» BRIEF: Find every line of the listing below where "this" appears, and copy it.

··· GIVEN RECORDS ···

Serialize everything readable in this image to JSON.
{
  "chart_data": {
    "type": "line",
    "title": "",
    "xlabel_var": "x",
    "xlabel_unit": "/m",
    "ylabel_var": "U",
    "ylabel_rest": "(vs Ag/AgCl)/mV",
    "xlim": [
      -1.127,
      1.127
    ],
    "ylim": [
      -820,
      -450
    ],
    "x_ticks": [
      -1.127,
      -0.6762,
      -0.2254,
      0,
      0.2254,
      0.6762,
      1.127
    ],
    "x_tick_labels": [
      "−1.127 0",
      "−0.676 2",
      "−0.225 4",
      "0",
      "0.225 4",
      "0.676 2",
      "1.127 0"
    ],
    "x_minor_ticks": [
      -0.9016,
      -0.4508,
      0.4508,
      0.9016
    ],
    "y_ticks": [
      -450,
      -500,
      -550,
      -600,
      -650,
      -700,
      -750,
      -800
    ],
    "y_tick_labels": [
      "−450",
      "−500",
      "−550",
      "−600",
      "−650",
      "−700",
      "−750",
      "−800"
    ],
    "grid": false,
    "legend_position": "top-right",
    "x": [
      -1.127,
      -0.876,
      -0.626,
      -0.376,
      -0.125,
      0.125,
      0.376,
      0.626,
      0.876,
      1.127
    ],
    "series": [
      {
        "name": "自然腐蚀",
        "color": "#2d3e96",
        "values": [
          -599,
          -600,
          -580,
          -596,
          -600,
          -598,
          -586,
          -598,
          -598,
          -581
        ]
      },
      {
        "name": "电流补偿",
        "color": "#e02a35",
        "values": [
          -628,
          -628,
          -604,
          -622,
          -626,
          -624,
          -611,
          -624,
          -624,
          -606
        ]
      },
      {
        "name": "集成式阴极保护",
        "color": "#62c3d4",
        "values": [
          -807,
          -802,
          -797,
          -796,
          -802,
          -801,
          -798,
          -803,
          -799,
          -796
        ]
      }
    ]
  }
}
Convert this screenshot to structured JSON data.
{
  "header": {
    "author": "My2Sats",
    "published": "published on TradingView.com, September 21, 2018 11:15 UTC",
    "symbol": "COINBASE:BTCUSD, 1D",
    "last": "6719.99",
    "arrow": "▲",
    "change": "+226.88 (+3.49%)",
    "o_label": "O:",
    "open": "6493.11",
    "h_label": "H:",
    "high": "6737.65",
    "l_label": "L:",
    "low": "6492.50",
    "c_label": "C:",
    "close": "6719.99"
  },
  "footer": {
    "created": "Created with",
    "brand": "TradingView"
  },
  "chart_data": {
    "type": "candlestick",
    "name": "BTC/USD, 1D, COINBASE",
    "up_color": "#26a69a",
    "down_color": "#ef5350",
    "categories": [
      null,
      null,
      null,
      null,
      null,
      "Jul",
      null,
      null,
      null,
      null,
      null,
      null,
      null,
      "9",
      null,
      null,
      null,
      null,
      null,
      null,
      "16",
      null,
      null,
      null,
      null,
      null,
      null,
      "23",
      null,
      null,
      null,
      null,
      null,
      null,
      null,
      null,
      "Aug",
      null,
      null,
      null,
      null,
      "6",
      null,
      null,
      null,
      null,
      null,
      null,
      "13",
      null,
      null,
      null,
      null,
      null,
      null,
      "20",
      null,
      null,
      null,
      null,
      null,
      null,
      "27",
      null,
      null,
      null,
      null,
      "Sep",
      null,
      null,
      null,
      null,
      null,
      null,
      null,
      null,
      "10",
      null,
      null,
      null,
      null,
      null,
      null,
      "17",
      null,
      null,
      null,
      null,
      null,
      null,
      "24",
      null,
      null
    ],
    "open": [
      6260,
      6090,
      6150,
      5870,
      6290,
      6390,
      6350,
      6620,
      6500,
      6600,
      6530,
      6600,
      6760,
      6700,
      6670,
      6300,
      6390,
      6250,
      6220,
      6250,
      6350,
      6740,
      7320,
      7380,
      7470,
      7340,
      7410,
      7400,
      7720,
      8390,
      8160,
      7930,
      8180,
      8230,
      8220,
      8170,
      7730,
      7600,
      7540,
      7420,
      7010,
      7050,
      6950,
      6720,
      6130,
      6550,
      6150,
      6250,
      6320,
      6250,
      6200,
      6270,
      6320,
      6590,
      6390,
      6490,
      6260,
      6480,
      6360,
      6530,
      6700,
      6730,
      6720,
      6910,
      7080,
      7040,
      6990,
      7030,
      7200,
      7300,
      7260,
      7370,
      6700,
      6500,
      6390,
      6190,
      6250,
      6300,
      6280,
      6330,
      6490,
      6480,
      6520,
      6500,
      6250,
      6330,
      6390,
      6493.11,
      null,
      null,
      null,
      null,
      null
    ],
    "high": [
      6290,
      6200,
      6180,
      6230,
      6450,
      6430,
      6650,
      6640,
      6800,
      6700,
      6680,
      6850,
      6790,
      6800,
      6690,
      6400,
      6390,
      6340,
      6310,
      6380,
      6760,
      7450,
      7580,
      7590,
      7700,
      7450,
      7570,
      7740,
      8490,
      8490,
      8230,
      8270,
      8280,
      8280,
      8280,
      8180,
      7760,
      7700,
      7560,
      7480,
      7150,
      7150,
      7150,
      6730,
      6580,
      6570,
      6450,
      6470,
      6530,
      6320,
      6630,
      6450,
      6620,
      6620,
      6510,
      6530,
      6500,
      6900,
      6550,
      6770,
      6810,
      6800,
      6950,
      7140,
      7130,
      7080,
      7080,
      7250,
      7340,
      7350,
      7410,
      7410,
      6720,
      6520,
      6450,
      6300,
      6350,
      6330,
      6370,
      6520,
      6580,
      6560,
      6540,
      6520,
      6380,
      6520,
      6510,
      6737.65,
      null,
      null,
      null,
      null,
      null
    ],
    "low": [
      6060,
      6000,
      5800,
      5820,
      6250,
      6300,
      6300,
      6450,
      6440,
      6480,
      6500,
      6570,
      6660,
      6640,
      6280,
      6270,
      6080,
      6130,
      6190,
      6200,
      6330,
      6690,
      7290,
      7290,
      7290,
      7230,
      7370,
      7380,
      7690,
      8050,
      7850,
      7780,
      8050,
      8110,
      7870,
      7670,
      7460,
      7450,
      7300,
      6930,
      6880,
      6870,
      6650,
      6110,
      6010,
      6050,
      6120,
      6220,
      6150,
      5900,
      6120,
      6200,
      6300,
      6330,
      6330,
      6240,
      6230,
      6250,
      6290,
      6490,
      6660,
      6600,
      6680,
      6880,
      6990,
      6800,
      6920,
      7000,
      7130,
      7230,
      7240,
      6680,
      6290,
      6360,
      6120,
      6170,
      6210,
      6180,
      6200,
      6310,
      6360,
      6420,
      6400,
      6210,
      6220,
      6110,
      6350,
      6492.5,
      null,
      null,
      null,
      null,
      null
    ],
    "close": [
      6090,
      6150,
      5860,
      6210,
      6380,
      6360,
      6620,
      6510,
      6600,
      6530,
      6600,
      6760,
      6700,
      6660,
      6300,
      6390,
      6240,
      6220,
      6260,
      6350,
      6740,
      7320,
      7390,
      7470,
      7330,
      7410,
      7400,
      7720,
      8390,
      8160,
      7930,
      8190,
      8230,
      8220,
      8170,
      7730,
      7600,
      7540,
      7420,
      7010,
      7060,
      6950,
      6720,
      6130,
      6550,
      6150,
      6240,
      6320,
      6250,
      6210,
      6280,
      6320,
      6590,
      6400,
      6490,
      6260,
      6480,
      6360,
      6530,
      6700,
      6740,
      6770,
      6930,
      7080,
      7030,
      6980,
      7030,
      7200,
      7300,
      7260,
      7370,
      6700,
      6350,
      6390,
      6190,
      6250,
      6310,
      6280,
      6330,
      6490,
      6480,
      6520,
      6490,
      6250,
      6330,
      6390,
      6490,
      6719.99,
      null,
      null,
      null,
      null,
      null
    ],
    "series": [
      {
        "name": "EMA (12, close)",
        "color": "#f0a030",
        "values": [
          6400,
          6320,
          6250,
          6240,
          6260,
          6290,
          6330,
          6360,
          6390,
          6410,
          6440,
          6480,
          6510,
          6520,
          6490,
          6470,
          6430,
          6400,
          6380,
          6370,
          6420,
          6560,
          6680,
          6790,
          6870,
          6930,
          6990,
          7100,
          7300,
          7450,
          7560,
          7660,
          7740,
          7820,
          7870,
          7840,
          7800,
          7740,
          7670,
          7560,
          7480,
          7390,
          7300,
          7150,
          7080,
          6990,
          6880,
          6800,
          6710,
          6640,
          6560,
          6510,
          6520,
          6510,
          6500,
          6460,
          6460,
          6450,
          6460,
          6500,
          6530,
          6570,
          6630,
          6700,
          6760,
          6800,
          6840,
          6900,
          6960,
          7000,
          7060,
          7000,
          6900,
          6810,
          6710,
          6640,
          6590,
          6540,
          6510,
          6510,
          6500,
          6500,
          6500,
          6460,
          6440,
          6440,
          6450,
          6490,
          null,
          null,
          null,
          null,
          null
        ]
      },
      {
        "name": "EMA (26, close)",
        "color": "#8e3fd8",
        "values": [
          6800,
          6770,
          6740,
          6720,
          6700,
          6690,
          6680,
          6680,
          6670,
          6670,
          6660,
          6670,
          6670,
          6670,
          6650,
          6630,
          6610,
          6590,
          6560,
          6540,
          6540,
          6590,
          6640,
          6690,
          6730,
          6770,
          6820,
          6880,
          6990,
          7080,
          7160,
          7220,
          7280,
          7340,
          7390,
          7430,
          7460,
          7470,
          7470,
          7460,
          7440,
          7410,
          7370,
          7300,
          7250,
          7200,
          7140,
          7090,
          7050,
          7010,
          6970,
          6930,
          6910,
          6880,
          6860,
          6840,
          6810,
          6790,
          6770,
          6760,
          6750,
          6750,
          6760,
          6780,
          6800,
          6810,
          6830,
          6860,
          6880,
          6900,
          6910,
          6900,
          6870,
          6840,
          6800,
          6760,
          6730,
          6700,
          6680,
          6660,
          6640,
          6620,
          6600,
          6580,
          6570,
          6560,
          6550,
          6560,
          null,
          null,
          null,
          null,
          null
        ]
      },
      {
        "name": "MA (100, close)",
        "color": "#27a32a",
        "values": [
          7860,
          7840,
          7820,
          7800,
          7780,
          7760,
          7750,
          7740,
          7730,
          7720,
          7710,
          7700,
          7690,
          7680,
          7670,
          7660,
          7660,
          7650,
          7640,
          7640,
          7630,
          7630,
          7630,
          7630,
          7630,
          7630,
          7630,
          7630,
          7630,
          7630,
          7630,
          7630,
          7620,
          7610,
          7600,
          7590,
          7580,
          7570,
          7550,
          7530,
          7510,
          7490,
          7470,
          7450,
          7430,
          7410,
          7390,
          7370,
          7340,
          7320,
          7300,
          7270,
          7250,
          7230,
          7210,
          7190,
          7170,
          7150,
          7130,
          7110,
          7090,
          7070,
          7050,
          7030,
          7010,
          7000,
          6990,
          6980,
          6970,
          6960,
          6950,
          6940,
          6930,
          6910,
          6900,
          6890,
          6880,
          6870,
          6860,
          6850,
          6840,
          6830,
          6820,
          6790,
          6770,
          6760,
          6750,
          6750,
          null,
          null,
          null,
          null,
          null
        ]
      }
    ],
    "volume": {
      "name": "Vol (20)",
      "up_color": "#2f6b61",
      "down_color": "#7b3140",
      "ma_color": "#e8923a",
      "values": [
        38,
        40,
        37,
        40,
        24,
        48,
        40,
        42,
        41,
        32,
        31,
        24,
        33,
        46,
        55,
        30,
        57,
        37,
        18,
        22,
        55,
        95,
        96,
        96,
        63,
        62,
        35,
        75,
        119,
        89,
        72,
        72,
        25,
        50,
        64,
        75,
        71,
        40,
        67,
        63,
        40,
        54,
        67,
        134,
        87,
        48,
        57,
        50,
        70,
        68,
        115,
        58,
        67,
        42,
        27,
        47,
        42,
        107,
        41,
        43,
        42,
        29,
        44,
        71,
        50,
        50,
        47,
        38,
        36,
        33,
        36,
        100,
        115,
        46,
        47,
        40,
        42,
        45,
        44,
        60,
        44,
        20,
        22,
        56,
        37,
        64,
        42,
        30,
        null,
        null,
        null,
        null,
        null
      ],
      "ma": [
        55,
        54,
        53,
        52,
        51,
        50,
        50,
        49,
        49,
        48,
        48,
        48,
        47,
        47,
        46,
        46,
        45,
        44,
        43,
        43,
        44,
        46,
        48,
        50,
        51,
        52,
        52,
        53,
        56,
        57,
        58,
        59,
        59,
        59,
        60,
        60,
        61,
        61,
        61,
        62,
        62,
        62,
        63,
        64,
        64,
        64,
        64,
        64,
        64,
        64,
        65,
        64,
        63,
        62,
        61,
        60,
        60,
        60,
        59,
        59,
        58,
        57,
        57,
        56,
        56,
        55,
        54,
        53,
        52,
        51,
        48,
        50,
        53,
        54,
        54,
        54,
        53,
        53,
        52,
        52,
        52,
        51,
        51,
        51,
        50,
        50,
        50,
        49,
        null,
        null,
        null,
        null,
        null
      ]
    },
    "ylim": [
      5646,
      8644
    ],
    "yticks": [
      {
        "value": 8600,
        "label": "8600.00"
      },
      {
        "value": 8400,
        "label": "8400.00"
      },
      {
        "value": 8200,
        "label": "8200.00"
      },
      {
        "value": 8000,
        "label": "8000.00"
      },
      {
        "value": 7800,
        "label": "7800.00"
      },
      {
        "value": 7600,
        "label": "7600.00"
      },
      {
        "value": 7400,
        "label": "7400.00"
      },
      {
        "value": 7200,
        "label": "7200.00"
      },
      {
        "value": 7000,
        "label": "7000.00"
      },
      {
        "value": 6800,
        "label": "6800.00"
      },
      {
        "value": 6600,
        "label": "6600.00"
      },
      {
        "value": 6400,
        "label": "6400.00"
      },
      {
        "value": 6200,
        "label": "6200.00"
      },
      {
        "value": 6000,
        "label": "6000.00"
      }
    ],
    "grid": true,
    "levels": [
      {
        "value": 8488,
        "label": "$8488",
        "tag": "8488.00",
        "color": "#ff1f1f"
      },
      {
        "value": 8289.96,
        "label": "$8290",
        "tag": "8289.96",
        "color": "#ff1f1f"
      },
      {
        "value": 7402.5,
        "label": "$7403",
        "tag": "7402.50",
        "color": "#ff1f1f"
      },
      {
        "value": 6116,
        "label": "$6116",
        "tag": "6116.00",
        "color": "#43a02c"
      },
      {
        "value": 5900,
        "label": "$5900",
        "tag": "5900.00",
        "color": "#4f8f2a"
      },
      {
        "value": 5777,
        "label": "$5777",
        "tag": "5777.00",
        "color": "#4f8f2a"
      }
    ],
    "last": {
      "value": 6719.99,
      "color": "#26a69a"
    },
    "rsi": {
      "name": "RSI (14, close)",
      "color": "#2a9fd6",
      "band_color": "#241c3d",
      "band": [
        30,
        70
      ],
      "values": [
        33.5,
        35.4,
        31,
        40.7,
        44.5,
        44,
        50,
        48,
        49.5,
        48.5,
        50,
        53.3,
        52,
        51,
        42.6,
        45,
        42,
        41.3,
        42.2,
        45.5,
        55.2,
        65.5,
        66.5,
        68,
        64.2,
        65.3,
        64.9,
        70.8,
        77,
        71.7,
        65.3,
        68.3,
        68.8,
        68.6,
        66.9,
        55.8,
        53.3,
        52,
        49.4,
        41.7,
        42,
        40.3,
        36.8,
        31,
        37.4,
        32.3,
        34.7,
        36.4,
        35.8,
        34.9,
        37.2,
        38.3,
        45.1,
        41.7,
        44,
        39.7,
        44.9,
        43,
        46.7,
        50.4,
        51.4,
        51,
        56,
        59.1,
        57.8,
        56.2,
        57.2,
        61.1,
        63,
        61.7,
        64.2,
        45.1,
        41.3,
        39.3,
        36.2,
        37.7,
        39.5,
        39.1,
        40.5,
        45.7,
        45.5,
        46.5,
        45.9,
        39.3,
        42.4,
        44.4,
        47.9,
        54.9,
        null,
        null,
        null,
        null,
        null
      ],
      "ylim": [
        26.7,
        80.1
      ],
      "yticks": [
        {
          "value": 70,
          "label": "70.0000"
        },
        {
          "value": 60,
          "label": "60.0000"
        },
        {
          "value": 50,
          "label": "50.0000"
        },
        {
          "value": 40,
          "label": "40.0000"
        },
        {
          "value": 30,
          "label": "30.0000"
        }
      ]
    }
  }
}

···

» THE COMPLETED TASK:
Serialize everything readable in this image to JSON.
Convert this screenshot to structured JSON data.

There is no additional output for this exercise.